Write out all of the entries exactly as given.

►

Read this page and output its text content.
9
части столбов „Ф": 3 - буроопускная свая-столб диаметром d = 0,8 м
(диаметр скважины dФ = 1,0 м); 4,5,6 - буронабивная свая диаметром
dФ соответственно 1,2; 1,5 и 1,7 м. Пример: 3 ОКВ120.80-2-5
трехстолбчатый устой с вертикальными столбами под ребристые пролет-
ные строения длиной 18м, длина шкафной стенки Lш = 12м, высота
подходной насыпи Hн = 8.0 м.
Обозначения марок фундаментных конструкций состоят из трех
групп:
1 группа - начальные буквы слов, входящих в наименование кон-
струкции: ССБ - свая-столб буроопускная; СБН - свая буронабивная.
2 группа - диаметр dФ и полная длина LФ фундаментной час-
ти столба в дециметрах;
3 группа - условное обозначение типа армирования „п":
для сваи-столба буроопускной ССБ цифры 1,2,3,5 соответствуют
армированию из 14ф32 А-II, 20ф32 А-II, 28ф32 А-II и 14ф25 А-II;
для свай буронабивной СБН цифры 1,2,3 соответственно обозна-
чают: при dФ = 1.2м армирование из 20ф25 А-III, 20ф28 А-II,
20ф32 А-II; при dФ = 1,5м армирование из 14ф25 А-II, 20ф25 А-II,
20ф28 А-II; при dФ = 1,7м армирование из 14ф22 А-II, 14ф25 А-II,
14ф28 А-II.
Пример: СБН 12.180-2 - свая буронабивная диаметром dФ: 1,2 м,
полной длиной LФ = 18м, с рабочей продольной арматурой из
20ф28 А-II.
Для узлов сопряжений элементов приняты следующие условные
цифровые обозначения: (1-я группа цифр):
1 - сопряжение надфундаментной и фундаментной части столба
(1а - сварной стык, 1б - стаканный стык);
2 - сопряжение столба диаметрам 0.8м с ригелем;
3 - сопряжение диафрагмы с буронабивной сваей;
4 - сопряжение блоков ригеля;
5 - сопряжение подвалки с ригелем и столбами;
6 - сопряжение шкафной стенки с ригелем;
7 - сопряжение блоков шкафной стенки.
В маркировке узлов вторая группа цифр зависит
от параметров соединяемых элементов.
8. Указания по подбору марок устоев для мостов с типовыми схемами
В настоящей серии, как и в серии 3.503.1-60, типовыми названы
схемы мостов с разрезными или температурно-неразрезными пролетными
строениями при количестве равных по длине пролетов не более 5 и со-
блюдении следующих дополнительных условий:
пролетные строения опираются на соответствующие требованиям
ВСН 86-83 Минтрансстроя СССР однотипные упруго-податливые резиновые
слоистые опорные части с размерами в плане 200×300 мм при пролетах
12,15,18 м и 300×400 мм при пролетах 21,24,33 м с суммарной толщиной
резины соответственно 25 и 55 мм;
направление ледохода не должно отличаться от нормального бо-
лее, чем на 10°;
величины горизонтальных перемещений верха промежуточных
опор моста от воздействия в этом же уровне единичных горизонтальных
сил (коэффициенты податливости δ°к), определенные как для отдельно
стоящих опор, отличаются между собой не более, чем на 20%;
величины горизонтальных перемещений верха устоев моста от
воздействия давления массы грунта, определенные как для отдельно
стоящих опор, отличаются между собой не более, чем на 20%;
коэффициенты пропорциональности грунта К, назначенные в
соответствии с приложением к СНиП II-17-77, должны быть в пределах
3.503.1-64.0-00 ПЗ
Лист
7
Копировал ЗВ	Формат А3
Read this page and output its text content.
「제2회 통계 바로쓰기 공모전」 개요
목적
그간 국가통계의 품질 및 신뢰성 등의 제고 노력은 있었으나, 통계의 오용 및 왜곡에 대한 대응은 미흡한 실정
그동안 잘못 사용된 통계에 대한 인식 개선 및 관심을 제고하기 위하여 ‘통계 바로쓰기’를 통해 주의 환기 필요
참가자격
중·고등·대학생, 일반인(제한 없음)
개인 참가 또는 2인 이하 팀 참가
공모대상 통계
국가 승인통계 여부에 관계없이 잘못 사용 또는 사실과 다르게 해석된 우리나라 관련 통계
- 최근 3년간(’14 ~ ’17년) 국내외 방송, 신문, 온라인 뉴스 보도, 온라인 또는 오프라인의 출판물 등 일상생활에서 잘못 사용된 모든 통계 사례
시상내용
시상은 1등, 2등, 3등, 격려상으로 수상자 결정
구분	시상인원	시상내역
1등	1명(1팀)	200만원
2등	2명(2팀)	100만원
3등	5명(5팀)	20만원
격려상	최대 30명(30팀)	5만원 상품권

◄

**Solution to this exercise**.
Read this page and output its text content.
9
части столбов „Ф": 3 - буроопускная свая-столб диаметром d = 0,8 м
(диаметр скважины dФ = 1,0 м); 4,5,6 - буронабивная свая диаметром
dФ соответственно 1,2; 1,5 и 1,7 м. Пример: 3 ОКВ120.80-2-5
трехстолбчатый устой с вертикальными столбами под ребристые пролет-
ные строения длиной 18м, длина шкафной стенки Lш = 12м, высота
подходной насыпи Hн = 8.0 м.
Обозначения марок фундаментных конструкций состоят из трех
групп:
1 группа - начальные буквы слов, входящих в наименование кон-
струкции: ССБ - свая-столб буроопускная; СБН - свая буронабивная.
2 группа - диаметр dФ и полная длина LФ фундаментной час-
ти столба в дециметрах;
3 группа - условное обозначение типа армирования „п":
для сваи-столба буроопускной ССБ цифры 1,2,3,5 соответствуют
армированию из 14ф32 А-II, 20ф32 А-II, 28ф32 А-II и 14ф25 А-II;
для свай буронабивной СБН цифры 1,2,3 соответственно обозна-
чают: при dФ = 1.2м армирование из 20ф25 А-III, 20ф28 А-II,
20ф32 А-II; при dФ = 1,5м армирование из 14ф25 А-II, 20ф25 А-II,
20ф28 А-II; при dФ = 1,7м армирование из 14ф22 А-II, 14ф25 А-II,
14ф28 А-II.
Пример: СБН 12.180-2 - свая буронабивная диаметром dФ: 1,2 м,
полной длиной LФ = 18м, с рабочей продольной арматурой из
20ф28 А-II.
Для узлов сопряжений элементов приняты следующие условные
цифровые обозначения: (1-я группа цифр):
1 - сопряжение надфундаментной и фундаментной части столба
(1а - сварной стык, 1б - стаканный стык);
2 - сопряжение столба диаметрам 0.8м с ригелем;
3 - сопряжение диафрагмы с буронабивной сваей;
4 - сопряжение блоков ригеля;
5 - сопряжение подвалки с ригелем и столбами;
6 - сопряжение шкафной стенки с ригелем;
7 - сопряжение блоков шкафной стенки.
В маркировке узлов вторая группа цифр зависит
от параметров соединяемых элементов.
8. Указания по подбору марок устоев для мостов с типовыми схемами
В настоящей серии, как и в серии 3.503.1-60, типовыми названы
схемы мостов с разрезными или температурно-неразрезными пролетными
строениями при количестве равных по длине пролетов не более 5 и со-
блюдении следующих дополнительных условий:
пролетные строения опираются на соответствующие требованиям
ВСН 86-83 Минтрансстроя СССР однотипные упруго-податливые резиновые
слоистые опорные части с размерами в плане 200×300 мм при пролетах
12,15,18 м и 300×400 мм при пролетах 21,24,33 м с суммарной толщиной
резины соответственно 25 и 55 мм;
направление ледохода не должно отличаться от нормального бо-
лее, чем на 10°;
величины горизонтальных перемещений верха промежуточных
опор моста от воздействия в этом же уровне единичных горизонтальных
сил (коэффициенты податливости δ°к), определенные как для отдельно
стоящих опор, отличаются между собой не более, чем на 20%;
величины горизонтальных перемещений верха устоев моста от
воздействия давления массы грунта, определенные как для отдельно
стоящих опор, отличаются между собой не более, чем на 20%;
коэффициенты пропорциональности грунта К, назначенные в
соответствии с приложением к СНиП II-17-77, должны быть в пределах
3.503.1-64.0-00 ПЗ
Лист
7
Копировал ЗВ	Формат А3
Read this page and output its text content.
「제2회 통계 바로쓰기 공모전」 개요
목적
그간 국가통계의 품질 및 신뢰성 등의 제고 노력은 있었으나, 통계의 오용 및 왜곡에 대한 대응은 미흡한 실정
그동안 잘못 사용된 통계에 대한 인식 개선 및 관심을 제고하기 위하여 ‘통계 바로쓰기’를 통해 주의 환기 필요
참가자격
중·고등·대학생, 일반인(제한 없음)
개인 참가 또는 2인 이하 팀 참가
공모대상 통계
국가 승인통계 여부에 관계없이 잘못 사용 또는 사실과 다르게 해석된 우리나라 관련 통계
- 최근 3년간(’14 ~ ’17년) 국내외 방송, 신문, 온라인 뉴스 보도, 온라인 또는 오프라인의 출판물 등 일상생활에서 잘못 사용된 모든 통계 사례
시상내용
시상은 1등, 2등, 3등, 격려상으로 수상자 결정
구분	시상인원	시상내역
1등	1명(1팀)	200만원
2등	2명(2팀)	100만원
3등	5명(5팀)	20만원
격려상	최대 30명(30팀)	5만원 상품권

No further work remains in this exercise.